----- Records supplied -----
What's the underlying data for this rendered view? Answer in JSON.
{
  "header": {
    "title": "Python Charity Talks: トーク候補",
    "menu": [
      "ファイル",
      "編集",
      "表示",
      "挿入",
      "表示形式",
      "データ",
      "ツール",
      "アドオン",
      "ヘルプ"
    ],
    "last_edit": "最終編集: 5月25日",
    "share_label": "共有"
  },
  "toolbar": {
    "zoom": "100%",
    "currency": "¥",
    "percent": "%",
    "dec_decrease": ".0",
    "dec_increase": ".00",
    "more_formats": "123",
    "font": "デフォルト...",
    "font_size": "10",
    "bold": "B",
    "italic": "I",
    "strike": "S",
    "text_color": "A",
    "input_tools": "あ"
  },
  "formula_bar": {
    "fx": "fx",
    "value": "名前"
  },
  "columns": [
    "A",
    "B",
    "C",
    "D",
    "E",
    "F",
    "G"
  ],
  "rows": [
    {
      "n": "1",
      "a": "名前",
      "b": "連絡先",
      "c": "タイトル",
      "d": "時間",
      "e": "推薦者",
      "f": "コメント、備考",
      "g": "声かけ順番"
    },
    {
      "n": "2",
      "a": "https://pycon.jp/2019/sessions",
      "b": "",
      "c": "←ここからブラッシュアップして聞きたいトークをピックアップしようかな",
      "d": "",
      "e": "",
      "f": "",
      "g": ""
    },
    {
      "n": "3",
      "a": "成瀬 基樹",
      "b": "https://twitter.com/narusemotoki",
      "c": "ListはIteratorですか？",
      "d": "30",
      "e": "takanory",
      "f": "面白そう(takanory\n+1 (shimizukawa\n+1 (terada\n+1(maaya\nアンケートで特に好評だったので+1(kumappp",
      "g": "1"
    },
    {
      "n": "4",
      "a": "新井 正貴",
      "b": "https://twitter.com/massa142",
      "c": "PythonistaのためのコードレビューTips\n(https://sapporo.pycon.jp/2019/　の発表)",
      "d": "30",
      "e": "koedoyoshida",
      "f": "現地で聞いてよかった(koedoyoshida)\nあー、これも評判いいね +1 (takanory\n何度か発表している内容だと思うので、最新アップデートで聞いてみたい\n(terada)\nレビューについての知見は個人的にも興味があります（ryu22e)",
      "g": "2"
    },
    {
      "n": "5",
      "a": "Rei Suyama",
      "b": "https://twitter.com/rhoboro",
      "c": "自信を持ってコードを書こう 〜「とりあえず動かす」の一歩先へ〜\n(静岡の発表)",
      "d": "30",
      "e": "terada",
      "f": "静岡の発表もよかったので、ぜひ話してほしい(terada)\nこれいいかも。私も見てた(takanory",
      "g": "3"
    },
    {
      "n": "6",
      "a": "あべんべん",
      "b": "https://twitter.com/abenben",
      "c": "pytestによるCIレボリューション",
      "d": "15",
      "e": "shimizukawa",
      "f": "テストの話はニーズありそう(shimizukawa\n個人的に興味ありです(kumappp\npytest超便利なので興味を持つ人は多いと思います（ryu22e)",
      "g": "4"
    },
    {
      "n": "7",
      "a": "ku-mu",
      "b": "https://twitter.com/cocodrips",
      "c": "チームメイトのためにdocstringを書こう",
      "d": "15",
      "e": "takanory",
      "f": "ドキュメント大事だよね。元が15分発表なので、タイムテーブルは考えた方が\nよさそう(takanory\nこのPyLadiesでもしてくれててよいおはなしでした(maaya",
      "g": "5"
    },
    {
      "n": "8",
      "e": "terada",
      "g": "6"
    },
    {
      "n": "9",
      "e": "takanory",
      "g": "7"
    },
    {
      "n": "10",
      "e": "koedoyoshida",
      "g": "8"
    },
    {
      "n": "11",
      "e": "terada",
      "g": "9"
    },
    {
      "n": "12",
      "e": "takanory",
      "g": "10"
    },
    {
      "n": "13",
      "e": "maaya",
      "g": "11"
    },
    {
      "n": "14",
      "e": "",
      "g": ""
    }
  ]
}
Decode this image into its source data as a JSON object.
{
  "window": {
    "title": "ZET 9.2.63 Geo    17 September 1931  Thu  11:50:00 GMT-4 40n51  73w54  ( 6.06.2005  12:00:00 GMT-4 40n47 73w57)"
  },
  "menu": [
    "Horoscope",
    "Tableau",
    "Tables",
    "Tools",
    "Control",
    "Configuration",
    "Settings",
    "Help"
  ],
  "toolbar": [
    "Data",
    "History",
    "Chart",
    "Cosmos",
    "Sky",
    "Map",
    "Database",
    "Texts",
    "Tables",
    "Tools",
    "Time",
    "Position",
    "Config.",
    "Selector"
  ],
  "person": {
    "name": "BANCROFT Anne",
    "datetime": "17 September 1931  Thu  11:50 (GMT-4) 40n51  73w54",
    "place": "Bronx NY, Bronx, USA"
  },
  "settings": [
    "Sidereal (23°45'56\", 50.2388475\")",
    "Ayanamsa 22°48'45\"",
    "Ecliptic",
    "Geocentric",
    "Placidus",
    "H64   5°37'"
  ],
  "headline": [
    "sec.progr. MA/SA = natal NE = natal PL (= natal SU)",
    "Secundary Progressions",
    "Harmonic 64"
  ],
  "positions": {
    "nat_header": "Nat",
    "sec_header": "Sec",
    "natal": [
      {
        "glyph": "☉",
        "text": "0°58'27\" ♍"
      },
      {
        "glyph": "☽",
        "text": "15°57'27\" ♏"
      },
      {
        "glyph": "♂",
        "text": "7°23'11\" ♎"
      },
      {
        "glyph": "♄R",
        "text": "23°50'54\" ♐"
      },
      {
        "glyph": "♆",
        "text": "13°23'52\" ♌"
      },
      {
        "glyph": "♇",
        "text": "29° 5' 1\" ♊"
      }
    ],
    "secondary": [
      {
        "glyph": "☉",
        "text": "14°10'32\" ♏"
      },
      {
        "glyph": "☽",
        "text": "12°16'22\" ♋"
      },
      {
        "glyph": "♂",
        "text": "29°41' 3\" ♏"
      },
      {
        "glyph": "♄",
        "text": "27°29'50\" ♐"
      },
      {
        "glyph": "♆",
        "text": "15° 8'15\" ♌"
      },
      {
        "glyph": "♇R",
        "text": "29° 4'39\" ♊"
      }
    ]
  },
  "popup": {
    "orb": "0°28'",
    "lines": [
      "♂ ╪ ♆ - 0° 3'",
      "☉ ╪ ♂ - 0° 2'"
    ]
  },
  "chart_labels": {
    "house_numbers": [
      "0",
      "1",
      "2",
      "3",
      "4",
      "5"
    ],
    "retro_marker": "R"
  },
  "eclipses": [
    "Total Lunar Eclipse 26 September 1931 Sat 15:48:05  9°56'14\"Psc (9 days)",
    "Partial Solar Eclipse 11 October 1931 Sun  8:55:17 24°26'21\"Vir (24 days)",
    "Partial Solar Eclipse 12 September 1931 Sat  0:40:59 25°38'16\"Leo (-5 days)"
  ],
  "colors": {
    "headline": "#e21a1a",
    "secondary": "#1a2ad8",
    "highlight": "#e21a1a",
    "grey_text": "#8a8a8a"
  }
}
-----
Task directions: Extract all of the data above without altering anything.

Result below:
What's the underlying data for this rendered view? Answer in JSON.
{
  "header": {
    "title": "Python Charity Talks: トーク候補",
    "menu": [
      "ファイル",
      "編集",
      "表示",
      "挿入",
      "表示形式",
      "データ",
      "ツール",
      "アドオン",
      "ヘルプ"
    ],
    "last_edit": "最終編集: 5月25日",
    "share_label": "共有"
  },
  "toolbar": {
    "zoom": "100%",
    "currency": "¥",
    "percent": "%",
    "dec_decrease": ".0",
    "dec_increase": ".00",
    "more_formats": "123",
    "font": "デフォルト...",
    "font_size": "10",
    "bold": "B",
    "italic": "I",
    "strike": "S",
    "text_color": "A",
    "input_tools": "あ"
  },
  "formula_bar": {
    "fx": "fx",
    "value": "名前"
  },
  "columns": [
    "A",
    "B",
    "C",
    "D",
    "E",
    "F",
    "G"
  ],
  "rows": [
    {
      "n": "1",
      "a": "名前",
      "b": "連絡先",
      "c": "タイトル",
      "d": "時間",
      "e": "推薦者",
      "f": "コメント、備考",
      "g": "声かけ順番"
    },
    {
      "n": "2",
      "a": "https://pycon.jp/2019/sessions",
      "b": "",
      "c": "←ここからブラッシュアップして聞きたいトークをピックアップしようかな",
      "d": "",
      "e": "",
      "f": "",
      "g": ""
    },
    {
      "n": "3",
      "a": "成瀬 基樹",
      "b": "https://twitter.com/narusemotoki",
      "c": "ListはIteratorですか？",
      "d": "30",
      "e": "takanory",
      "f": "面白そう(takanory\n+1 (shimizukawa\n+1 (terada\n+1(maaya\nアンケートで特に好評だったので+1(kumappp",
      "g": "1"
    },
    {
      "n": "4",
      "a": "新井 正貴",
      "b": "https://twitter.com/massa142",
      "c": "PythonistaのためのコードレビューTips\n(https://sapporo.pycon.jp/2019/　の発表)",
      "d": "30",
      "e": "koedoyoshida",
      "f": "現地で聞いてよかった(koedoyoshida)\nあー、これも評判いいね +1 (takanory\n何度か発表している内容だと思うので、最新アップデートで聞いてみたい\n(terada)\nレビューについての知見は個人的にも興味があります（ryu22e)",
      "g": "2"
    },
    {
      "n": "5",
      "a": "Rei Suyama",
      "b": "https://twitter.com/rhoboro",
      "c": "自信を持ってコードを書こう 〜「とりあえず動かす」の一歩先へ〜\n(静岡の発表)",
      "d": "30",
      "e": "terada",
      "f": "静岡の発表もよかったので、ぜひ話してほしい(terada)\nこれいいかも。私も見てた(takanory",
      "g": "3"
    },
    {
      "n": "6",
      "a": "あべんべん",
      "b": "https://twitter.com/abenben",
      "c": "pytestによるCIレボリューション",
      "d": "15",
      "e": "shimizukawa",
      "f": "テストの話はニーズありそう(shimizukawa\n個人的に興味ありです(kumappp\npytest超便利なので興味を持つ人は多いと思います（ryu22e)",
      "g": "4"
    },
    {
      "n": "7",
      "a": "ku-mu",
      "b": "https://twitter.com/cocodrips",
      "c": "チームメイトのためにdocstringを書こう",
      "d": "15",
      "e": "takanory",
      "f": "ドキュメント大事だよね。元が15分発表なので、タイムテーブルは考えた方が\nよさそう(takanory\nこのPyLadiesでもしてくれててよいおはなしでした(maaya",
      "g": "5"
    },
    {
      "n": "8",
      "e": "terada",
      "g": "6"
    },
    {
      "n": "9",
      "e": "takanory",
      "g": "7"
    },
    {
      "n": "10",
      "e": "koedoyoshida",
      "g": "8"
    },
    {
      "n": "11",
      "e": "terada",
      "g": "9"
    },
    {
      "n": "12",
      "e": "takanory",
      "g": "10"
    },
    {
      "n": "13",
      "e": "maaya",
      "g": "11"
    },
    {
      "n": "14",
      "e": "",
      "g": ""
    }
  ]
}
Decode this image into its source data as a JSON object.
{
  "window": {
    "title": "ZET 9.2.63 Geo    17 September 1931  Thu  11:50:00 GMT-4 40n51  73w54  ( 6.06.2005  12:00:00 GMT-4 40n47 73w57)"
  },
  "menu": [
    "Horoscope",
    "Tableau",
    "Tables",
    "Tools",
    "Control",
    "Configuration",
    "Settings",
    "Help"
  ],
  "toolbar": [
    "Data",
    "History",
    "Chart",
    "Cosmos",
    "Sky",
    "Map",
    "Database",
    "Texts",
    "Tables",
    "Tools",
    "Time",
    "Position",
    "Config.",
    "Selector"
  ],
  "person": {
    "name": "BANCROFT Anne",
    "datetime": "17 September 1931  Thu  11:50 (GMT-4) 40n51  73w54",
    "place": "Bronx NY, Bronx, USA"
  },
  "settings": [
    "Sidereal (23°45'56\", 50.2388475\")",
    "Ayanamsa 22°48'45\"",
    "Ecliptic",
    "Geocentric",
    "Placidus",
    "H64   5°37'"
  ],
  "headline": [
    "sec.progr. MA/SA = natal NE = natal PL (= natal SU)",
    "Secundary Progressions",
    "Harmonic 64"
  ],
  "positions": {
    "nat_header": "Nat",
    "sec_header": "Sec",
    "natal": [
      {
        "glyph": "☉",
        "text": "0°58'27\" ♍"
      },
      {
        "glyph": "☽",
        "text": "15°57'27\" ♏"
      },
      {
        "glyph": "♂",
        "text": "7°23'11\" ♎"
      },
      {
        "glyph": "♄R",
        "text": "23°50'54\" ♐"
      },
      {
        "glyph": "♆",
        "text": "13°23'52\" ♌"
      },
      {
        "glyph": "♇",
        "text": "29° 5' 1\" ♊"
      }
    ],
    "secondary": [
      {
        "glyph": "☉",
        "text": "14°10'32\" ♏"
      },
      {
        "glyph": "☽",
        "text": "12°16'22\" ♋"
      },
      {
        "glyph": "♂",
        "text": "29°41' 3\" ♏"
      },
      {
        "glyph": "♄",
        "text": "27°29'50\" ♐"
      },
      {
        "glyph": "♆",
        "text": "15° 8'15\" ♌"
      },
      {
        "glyph": "♇R",
        "text": "29° 4'39\" ♊"
      }
    ]
  },
  "popup": {
    "orb": "0°28'",
    "lines": [
      "♂ ╪ ♆ - 0° 3'",
      "☉ ╪ ♂ - 0° 2'"
    ]
  },
  "chart_labels": {
    "house_numbers": [
      "0",
      "1",
      "2",
      "3",
      "4",
      "5"
    ],
    "retro_marker": "R"
  },
  "eclipses": [
    "Total Lunar Eclipse 26 September 1931 Sat 15:48:05  9°56'14\"Psc (9 days)",
    "Partial Solar Eclipse 11 October 1931 Sun  8:55:17 24°26'21\"Vir (24 days)",
    "Partial Solar Eclipse 12 September 1931 Sat  0:40:59 25°38'16\"Leo (-5 days)"
  ],
  "colors": {
    "headline": "#e21a1a",
    "secondary": "#1a2ad8",
    "highlight": "#e21a1a",
    "grey_text": "#8a8a8a"
  }
}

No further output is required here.